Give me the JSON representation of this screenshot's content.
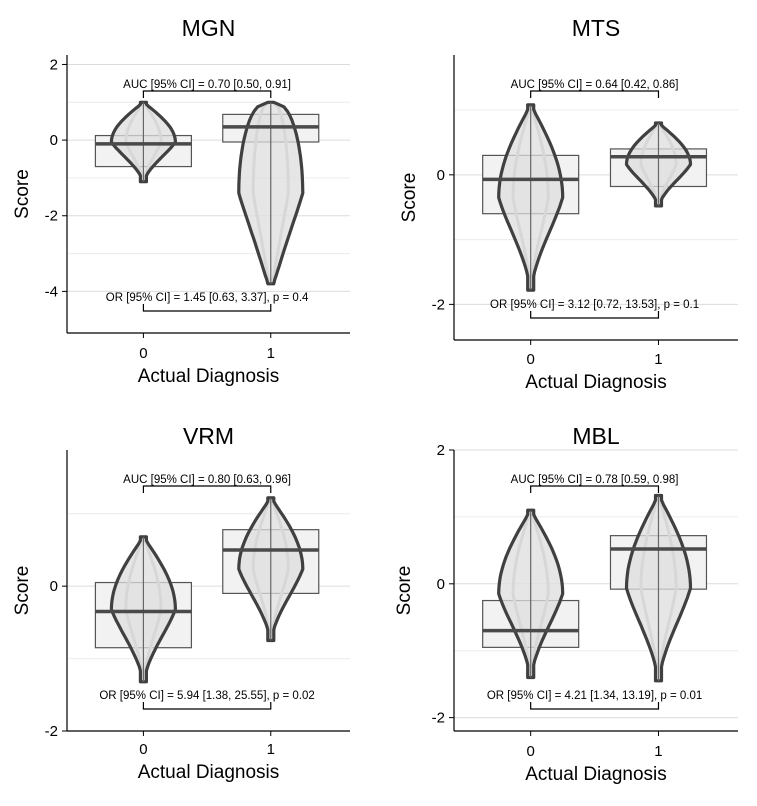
{
  "chart_data": [
    {
      "type": "boxplot-violin",
      "title": "MGN",
      "xlabel": "Actual Diagnosis",
      "ylabel": "Score",
      "categories": [
        "0",
        "1"
      ],
      "yticks": [
        2,
        0,
        -2,
        -4
      ],
      "ylim": [
        -5.1,
        2.25
      ],
      "boxes": [
        {
          "category": "0",
          "q1": -0.7,
          "median": -0.1,
          "q3": 0.12
        },
        {
          "category": "1",
          "q1": -0.05,
          "median": 0.35,
          "q3": 0.68
        }
      ],
      "violins": [
        {
          "category": "0",
          "min": -1.1,
          "max": 1.0
        },
        {
          "category": "1",
          "min": -3.8,
          "max": 1.0
        }
      ],
      "auc_label": "AUC [95% CI] = 0.70 [0.50, 0.91]",
      "or_label": "OR [95% CI] = 1.45 [0.63, 3.37], p = 0.4"
    },
    {
      "type": "boxplot-violin",
      "title": "MTS",
      "xlabel": "Actual Diagnosis",
      "ylabel": "Score",
      "categories": [
        "0",
        "1"
      ],
      "yticks": [
        0,
        -2
      ],
      "ylim": [
        -2.55,
        1.85
      ],
      "boxes": [
        {
          "category": "0",
          "q1": -0.6,
          "median": -0.07,
          "q3": 0.3
        },
        {
          "category": "1",
          "q1": -0.18,
          "median": 0.28,
          "q3": 0.4
        }
      ],
      "violins": [
        {
          "category": "0",
          "min": -1.78,
          "max": 1.08
        },
        {
          "category": "1",
          "min": -0.48,
          "max": 0.8
        }
      ],
      "auc_label": "AUC [95% CI] = 0.64 [0.42, 0.86]",
      "or_label": "OR [95% CI] = 3.12 [0.72, 13.53], p = 0.1"
    },
    {
      "type": "boxplot-violin",
      "title": "VRM",
      "xlabel": "Actual Diagnosis",
      "ylabel": "Score",
      "categories": [
        "0",
        "1"
      ],
      "yticks": [
        0,
        -2
      ],
      "ylim": [
        -2.0,
        1.88
      ],
      "boxes": [
        {
          "category": "0",
          "q1": -0.85,
          "median": -0.35,
          "q3": 0.05
        },
        {
          "category": "1",
          "q1": -0.1,
          "median": 0.5,
          "q3": 0.78
        }
      ],
      "violins": [
        {
          "category": "0",
          "min": -1.32,
          "max": 0.68
        },
        {
          "category": "1",
          "min": -0.75,
          "max": 1.22
        }
      ],
      "auc_label": "AUC [95% CI] = 0.80 [0.63, 0.96]",
      "or_label": "OR [95% CI] = 5.94 [1.38, 25.55], p = 0.02"
    },
    {
      "type": "boxplot-violin",
      "title": "MBL",
      "xlabel": "Actual Diagnosis",
      "ylabel": "Score",
      "categories": [
        "0",
        "1"
      ],
      "yticks": [
        2,
        0,
        -2
      ],
      "ylim": [
        -2.2,
        2.0
      ],
      "boxes": [
        {
          "category": "0",
          "q1": -0.95,
          "median": -0.7,
          "q3": -0.25
        },
        {
          "category": "1",
          "q1": -0.08,
          "median": 0.52,
          "q3": 0.72
        }
      ],
      "violins": [
        {
          "category": "0",
          "min": -1.4,
          "max": 1.1
        },
        {
          "category": "1",
          "min": -1.45,
          "max": 1.32
        }
      ],
      "auc_label": "AUC [95% CI] = 0.78 [0.59, 0.98]",
      "or_label": "OR [95% CI] = 4.21 [1.34, 13.19], p = 0.01"
    }
  ]
}
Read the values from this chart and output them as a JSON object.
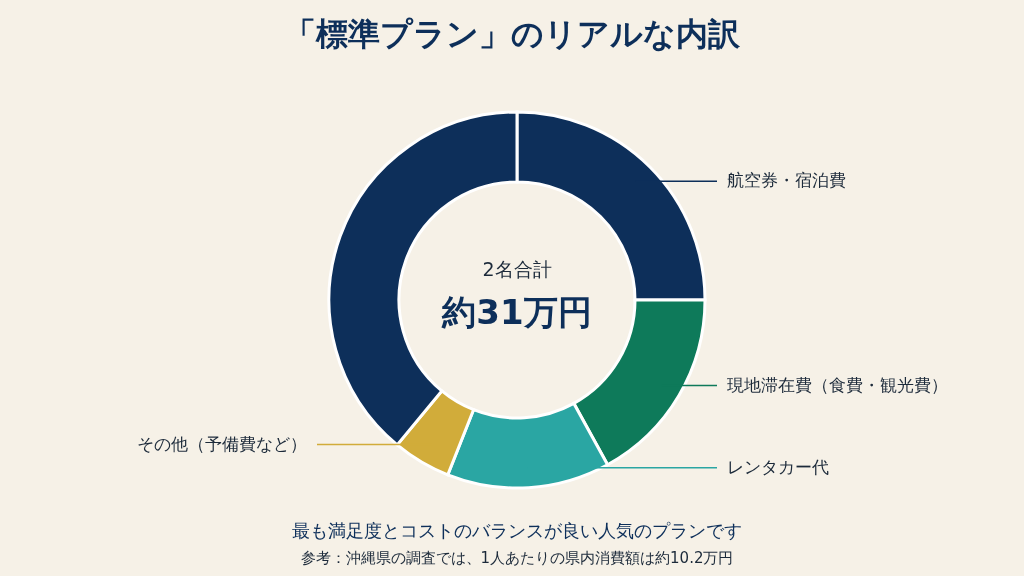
{
  "chart_data": {
    "type": "donut",
    "title": "「標準プラン」のリアルな内訳",
    "categories": [
      "航空券・宿泊費",
      "現地滞在費（食費・観光費）",
      "レンタカー代",
      "その他（予備費など）",
      null
    ],
    "values": [
      25,
      17,
      14,
      5,
      39
    ],
    "colors": [
      "#0d2f5a",
      "#0e7a5a",
      "#2aa6a3",
      "#d1ac3a",
      "#0d2f5a"
    ],
    "legend": false,
    "annotations": [
      "2名合計",
      "約31万円",
      "最も満足度とコストのバランスが良い人気のプランです",
      "参考：沖縄県の調査では、1人あたりの県内消費額は約10.2万円"
    ]
  }
}
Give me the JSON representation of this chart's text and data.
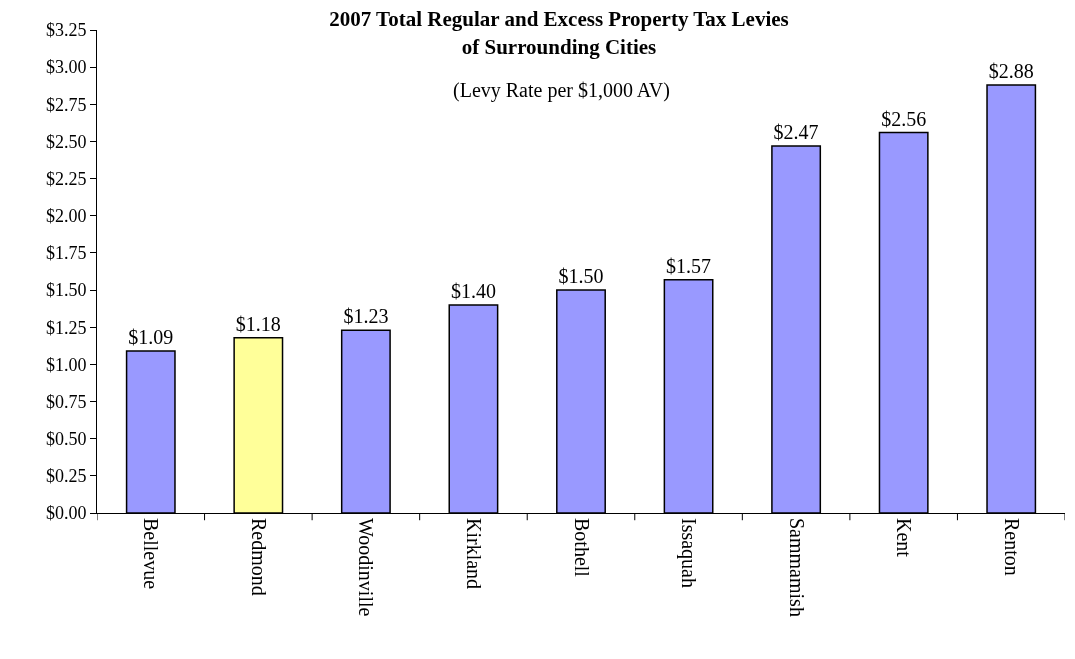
{
  "chart_data": {
    "type": "bar",
    "title": "2007 Total Regular and Excess Property Tax Levies\nof Surrounding Cities",
    "subtitle": "(Levy Rate per $1,000 AV)",
    "categories": [
      "Bellevue",
      "Redmond",
      "Woodinville",
      "Kirkland",
      "Bothell",
      "Issaquah",
      "Sammamish",
      "Kent",
      "Renton"
    ],
    "values": [
      1.09,
      1.18,
      1.23,
      1.4,
      1.5,
      1.57,
      2.47,
      2.56,
      2.88
    ],
    "colors": [
      "#9999ff",
      "#ffff99",
      "#9999ff",
      "#9999ff",
      "#9999ff",
      "#9999ff",
      "#9999ff",
      "#9999ff",
      "#9999ff"
    ],
    "value_labels": [
      "$1.09",
      "$1.18",
      "$1.23",
      "$1.40",
      "$1.50",
      "$1.57",
      "$2.47",
      "$2.56",
      "$2.88"
    ],
    "ylim": [
      0,
      3.25
    ],
    "yticks": [
      {
        "value": 0,
        "label": "$0.00"
      },
      {
        "value": 0.25,
        "label": "$0.25"
      },
      {
        "value": 0.5,
        "label": "$0.50"
      },
      {
        "value": 0.75,
        "label": "$0.75"
      },
      {
        "value": 1,
        "label": "$1.00"
      },
      {
        "value": 1.25,
        "label": "$1.25"
      },
      {
        "value": 1.5,
        "label": "$1.50"
      },
      {
        "value": 1.75,
        "label": "$1.75"
      },
      {
        "value": 2,
        "label": "$2.00"
      },
      {
        "value": 2.25,
        "label": "$2.25"
      },
      {
        "value": 2.5,
        "label": "$2.50"
      },
      {
        "value": 2.75,
        "label": "$2.75"
      },
      {
        "value": 3,
        "label": "$3.00"
      },
      {
        "value": 3.25,
        "label": "$3.25"
      }
    ],
    "grid": false,
    "legend": false
  }
}
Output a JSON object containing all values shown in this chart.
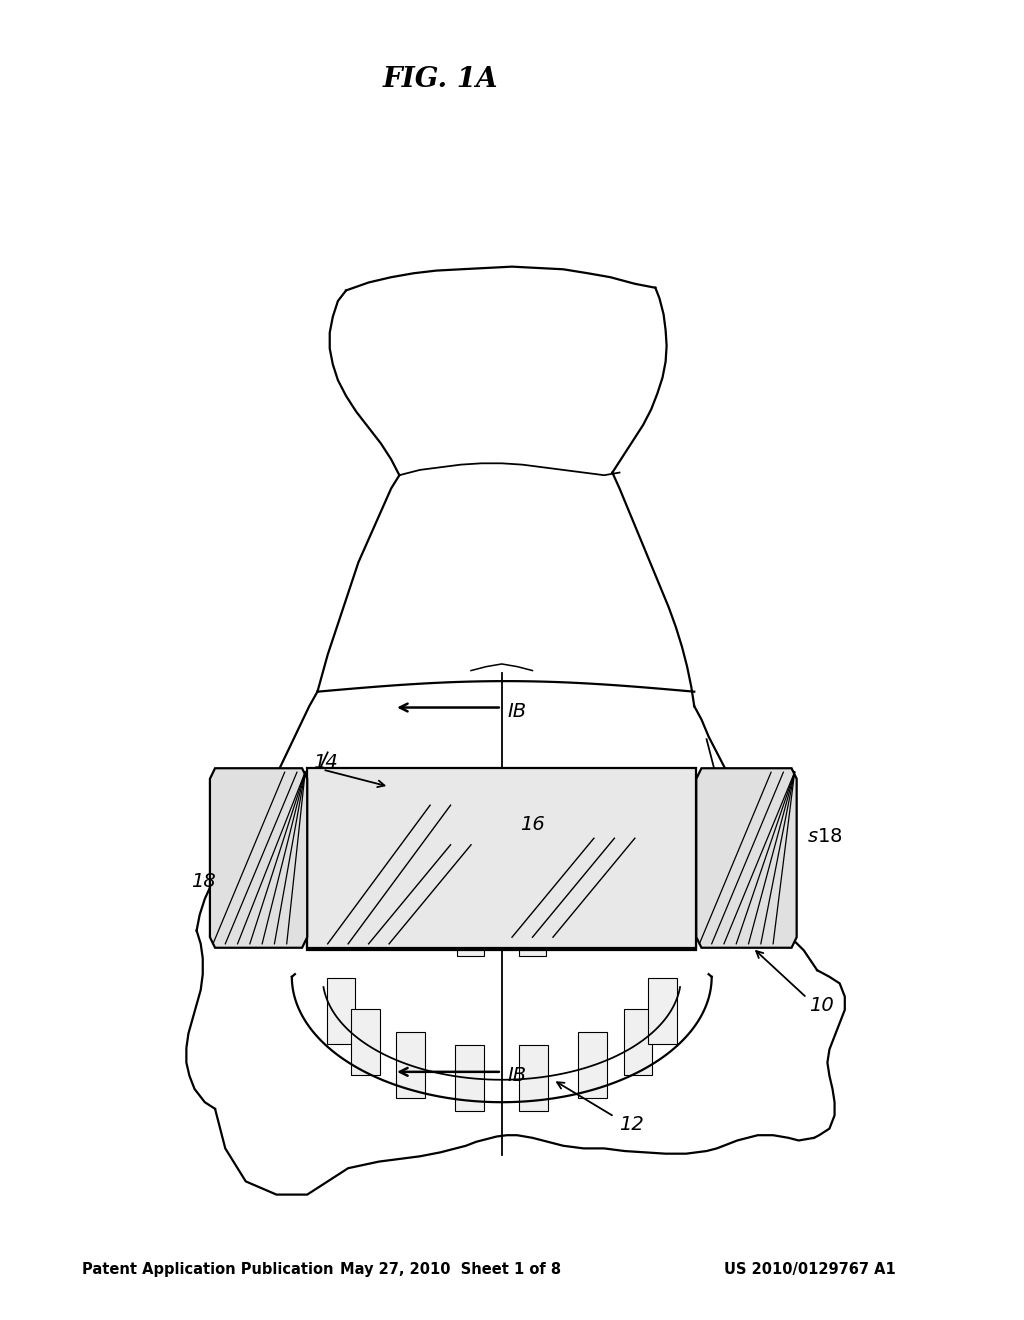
{
  "background_color": "#ffffff",
  "header_left": "Patent Application Publication",
  "header_center": "May 27, 2010  Sheet 1 of 8",
  "header_right": "US 2010/0129767 A1",
  "header_fontsize": 10.5,
  "figure_caption": "FIG. 1A",
  "caption_fontsize": 20,
  "line_color": "#000000",
  "text_color": "#000000"
}
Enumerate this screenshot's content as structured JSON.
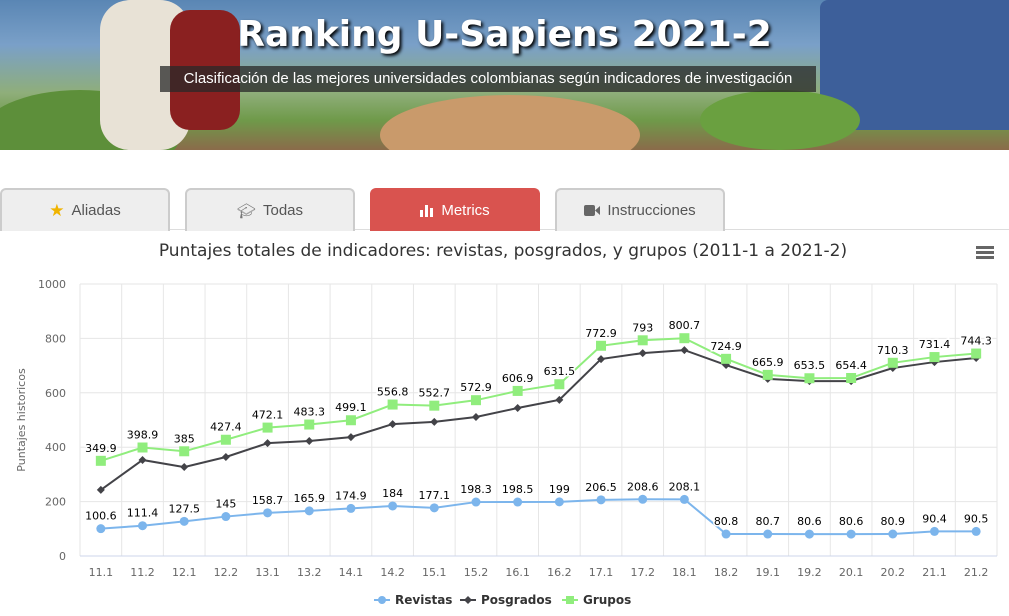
{
  "header": {
    "title": "Ranking U-Sapiens 2021-2",
    "subtitle": "Clasificación de las mejores universidades colombianas según indicadores de investigación"
  },
  "tabs": [
    {
      "label": "Aliadas",
      "icon": "star-icon"
    },
    {
      "label": "Todas",
      "icon": "graduation-cap-icon"
    },
    {
      "label": "Metrics",
      "icon": "bar-chart-icon",
      "active": true
    },
    {
      "label": "Instrucciones",
      "icon": "video-camera-icon"
    }
  ],
  "chart_data": {
    "type": "line",
    "title": "Puntajes totales de indicadores: revistas, posgrados, y grupos (2011-1 a 2021-2)",
    "xlabel": "",
    "ylabel": "Puntajes historicos",
    "ylim": [
      0,
      1000
    ],
    "yticks": [
      0,
      200,
      400,
      600,
      800,
      1000
    ],
    "grid": true,
    "legend": "bottom",
    "categories": [
      "11.1",
      "11.2",
      "12.1",
      "12.2",
      "13.1",
      "13.2",
      "14.1",
      "14.2",
      "15.1",
      "15.2",
      "16.1",
      "16.2",
      "17.1",
      "17.2",
      "18.1",
      "18.2",
      "19.1",
      "19.2",
      "20.1",
      "20.2",
      "21.1",
      "21.2"
    ],
    "series": [
      {
        "name": "Revistas",
        "color": "#7cb5ec",
        "marker": "circle",
        "labels": true,
        "values": [
          100.6,
          111.4,
          127.5,
          145,
          158.7,
          165.9,
          174.9,
          184,
          177.1,
          198.3,
          198.5,
          199,
          206.5,
          208.6,
          208.1,
          80.8,
          80.7,
          80.6,
          80.6,
          80.9,
          90.4,
          90.5
        ]
      },
      {
        "name": "Posgrados",
        "color": "#434348",
        "marker": "diamond",
        "labels": false,
        "values": [
          243,
          353,
          327,
          364,
          415,
          423,
          437,
          485,
          493,
          511,
          544,
          574,
          724,
          746,
          757,
          702,
          651,
          643,
          643,
          691,
          713,
          728
        ]
      },
      {
        "name": "Grupos",
        "color": "#90ed7d",
        "marker": "square",
        "labels": true,
        "values": [
          349.9,
          398.9,
          385,
          427.4,
          472.1,
          483.3,
          499.1,
          556.8,
          552.7,
          572.9,
          606.9,
          631.5,
          772.9,
          793,
          800.7,
          724.9,
          665.9,
          653.5,
          654.4,
          710.3,
          731.4,
          744.3
        ]
      }
    ]
  }
}
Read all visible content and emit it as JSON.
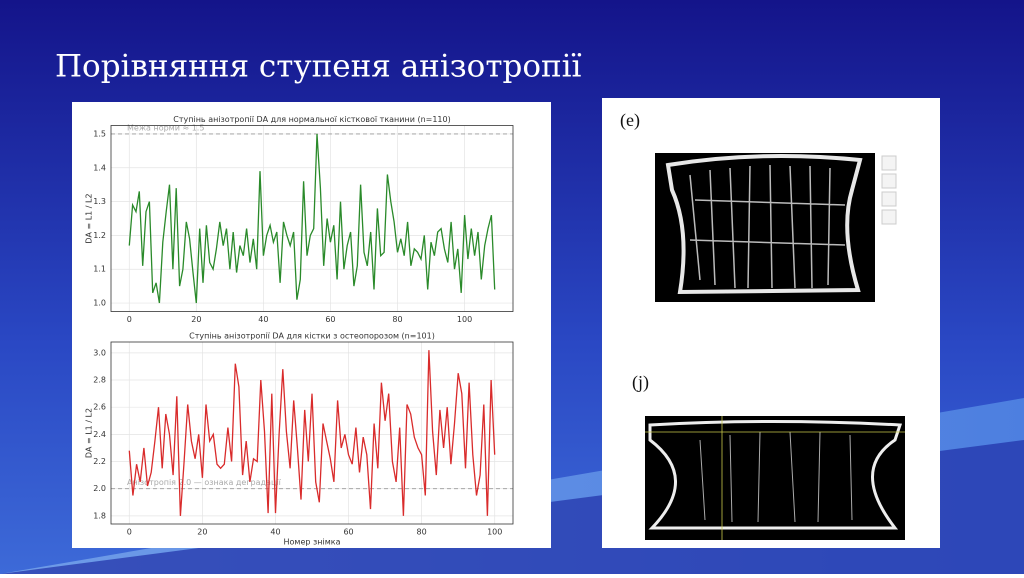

■ INSTRUCTIONS FOR THE TASK ■
Determine the number of lines in the records that include the string "Give", and respond with that number only.

■ RESULT OF THIS EXERCISE ■
2